• _Exercise prompt_
Track down every line below that holds "expressed" and copy it.

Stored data
* START *
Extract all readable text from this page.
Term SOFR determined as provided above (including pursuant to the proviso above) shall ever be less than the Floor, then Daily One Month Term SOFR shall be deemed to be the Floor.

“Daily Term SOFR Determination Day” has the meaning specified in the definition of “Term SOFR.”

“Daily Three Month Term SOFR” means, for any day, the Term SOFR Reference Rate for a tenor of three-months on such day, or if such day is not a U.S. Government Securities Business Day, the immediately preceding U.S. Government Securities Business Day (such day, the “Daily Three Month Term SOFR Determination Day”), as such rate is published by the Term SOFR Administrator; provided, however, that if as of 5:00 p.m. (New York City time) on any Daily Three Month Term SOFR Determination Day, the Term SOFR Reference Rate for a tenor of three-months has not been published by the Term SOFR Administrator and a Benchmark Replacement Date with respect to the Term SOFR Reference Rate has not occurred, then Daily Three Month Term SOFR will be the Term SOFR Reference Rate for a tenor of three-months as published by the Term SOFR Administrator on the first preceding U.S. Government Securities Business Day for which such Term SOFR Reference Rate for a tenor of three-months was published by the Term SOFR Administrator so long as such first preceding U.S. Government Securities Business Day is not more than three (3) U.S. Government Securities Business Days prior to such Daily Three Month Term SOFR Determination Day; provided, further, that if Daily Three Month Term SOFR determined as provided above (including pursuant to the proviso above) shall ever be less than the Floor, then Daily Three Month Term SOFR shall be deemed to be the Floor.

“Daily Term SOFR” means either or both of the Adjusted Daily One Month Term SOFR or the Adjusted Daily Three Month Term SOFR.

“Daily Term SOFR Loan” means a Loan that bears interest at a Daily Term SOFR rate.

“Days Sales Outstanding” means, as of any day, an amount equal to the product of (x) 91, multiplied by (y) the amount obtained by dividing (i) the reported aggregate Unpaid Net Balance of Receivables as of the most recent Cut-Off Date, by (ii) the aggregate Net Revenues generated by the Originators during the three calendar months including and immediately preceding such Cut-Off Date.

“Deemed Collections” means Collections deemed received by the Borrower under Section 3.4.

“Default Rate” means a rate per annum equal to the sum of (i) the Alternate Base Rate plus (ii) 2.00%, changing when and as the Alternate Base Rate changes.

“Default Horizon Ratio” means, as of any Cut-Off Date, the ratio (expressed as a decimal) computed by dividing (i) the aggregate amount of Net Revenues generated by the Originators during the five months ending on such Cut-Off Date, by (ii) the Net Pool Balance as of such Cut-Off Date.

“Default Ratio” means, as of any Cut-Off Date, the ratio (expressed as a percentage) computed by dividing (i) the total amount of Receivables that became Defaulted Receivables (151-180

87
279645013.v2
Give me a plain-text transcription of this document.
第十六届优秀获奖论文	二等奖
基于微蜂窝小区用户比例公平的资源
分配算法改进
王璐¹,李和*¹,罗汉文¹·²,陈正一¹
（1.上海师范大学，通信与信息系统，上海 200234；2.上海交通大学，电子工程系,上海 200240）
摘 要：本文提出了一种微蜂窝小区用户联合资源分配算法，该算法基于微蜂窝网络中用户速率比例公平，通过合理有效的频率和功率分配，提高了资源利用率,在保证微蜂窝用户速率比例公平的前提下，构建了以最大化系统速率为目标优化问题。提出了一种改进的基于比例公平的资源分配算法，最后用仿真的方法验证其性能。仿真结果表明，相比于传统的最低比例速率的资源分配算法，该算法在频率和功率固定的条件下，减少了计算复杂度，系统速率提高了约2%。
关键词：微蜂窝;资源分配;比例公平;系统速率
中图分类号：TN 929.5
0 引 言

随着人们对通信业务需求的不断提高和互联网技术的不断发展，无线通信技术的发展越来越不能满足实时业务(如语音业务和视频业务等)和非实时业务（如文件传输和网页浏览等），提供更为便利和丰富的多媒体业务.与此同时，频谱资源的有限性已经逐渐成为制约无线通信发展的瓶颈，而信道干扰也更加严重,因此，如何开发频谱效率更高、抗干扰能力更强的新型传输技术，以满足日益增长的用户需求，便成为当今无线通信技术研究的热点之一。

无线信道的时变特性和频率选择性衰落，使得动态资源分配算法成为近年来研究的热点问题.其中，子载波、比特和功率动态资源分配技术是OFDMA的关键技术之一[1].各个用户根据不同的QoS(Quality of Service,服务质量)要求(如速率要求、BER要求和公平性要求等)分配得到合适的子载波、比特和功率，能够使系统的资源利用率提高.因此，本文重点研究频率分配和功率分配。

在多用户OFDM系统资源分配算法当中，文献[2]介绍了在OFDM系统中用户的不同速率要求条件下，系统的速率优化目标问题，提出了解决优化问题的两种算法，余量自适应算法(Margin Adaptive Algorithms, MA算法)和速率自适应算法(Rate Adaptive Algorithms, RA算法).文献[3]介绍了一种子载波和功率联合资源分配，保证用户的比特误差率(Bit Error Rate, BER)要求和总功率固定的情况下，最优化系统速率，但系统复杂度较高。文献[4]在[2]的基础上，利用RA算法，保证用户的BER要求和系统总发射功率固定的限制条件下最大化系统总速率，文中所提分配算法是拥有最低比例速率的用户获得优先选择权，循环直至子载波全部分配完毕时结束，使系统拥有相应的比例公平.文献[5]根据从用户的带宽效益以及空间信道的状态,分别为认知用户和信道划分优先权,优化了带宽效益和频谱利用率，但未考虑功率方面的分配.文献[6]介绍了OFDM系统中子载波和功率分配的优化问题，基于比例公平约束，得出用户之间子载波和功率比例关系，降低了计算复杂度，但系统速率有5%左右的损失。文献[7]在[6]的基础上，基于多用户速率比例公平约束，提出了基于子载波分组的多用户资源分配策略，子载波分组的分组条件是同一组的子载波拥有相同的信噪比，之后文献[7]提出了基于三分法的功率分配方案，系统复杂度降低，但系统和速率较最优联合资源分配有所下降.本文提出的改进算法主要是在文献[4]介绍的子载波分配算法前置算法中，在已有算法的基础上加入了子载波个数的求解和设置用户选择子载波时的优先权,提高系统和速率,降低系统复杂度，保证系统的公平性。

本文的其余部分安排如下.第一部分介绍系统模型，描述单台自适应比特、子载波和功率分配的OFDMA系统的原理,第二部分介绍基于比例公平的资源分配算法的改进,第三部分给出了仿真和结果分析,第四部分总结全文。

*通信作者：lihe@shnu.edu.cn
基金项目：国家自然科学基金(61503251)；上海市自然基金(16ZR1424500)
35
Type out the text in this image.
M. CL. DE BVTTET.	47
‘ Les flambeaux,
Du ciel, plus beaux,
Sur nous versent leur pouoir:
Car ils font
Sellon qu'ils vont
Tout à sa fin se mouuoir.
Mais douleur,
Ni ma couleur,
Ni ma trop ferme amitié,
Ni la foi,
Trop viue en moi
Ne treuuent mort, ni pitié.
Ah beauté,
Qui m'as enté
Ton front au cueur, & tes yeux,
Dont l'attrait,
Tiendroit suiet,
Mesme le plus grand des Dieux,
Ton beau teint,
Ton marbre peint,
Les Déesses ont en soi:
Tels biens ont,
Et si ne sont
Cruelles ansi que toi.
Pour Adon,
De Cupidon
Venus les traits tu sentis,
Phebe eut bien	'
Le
* END *
• _Output below_
“Default Horizon Ratio” means, as of any Cut-Off Date, the ratio (expressed as a decimal) computed by dividing (i) the aggregate amount of Net Revenues generated by the Originators during the five months ending on such Cut-Off Date, by (ii) the Net Pool Balance as of such Cut-Off Date.
“Default Ratio” means, as of any Cut-Off Date, the ratio (expressed as a percentage) computed by dividing (i) the total amount of Receivables that became Defaulted Receivables (151-180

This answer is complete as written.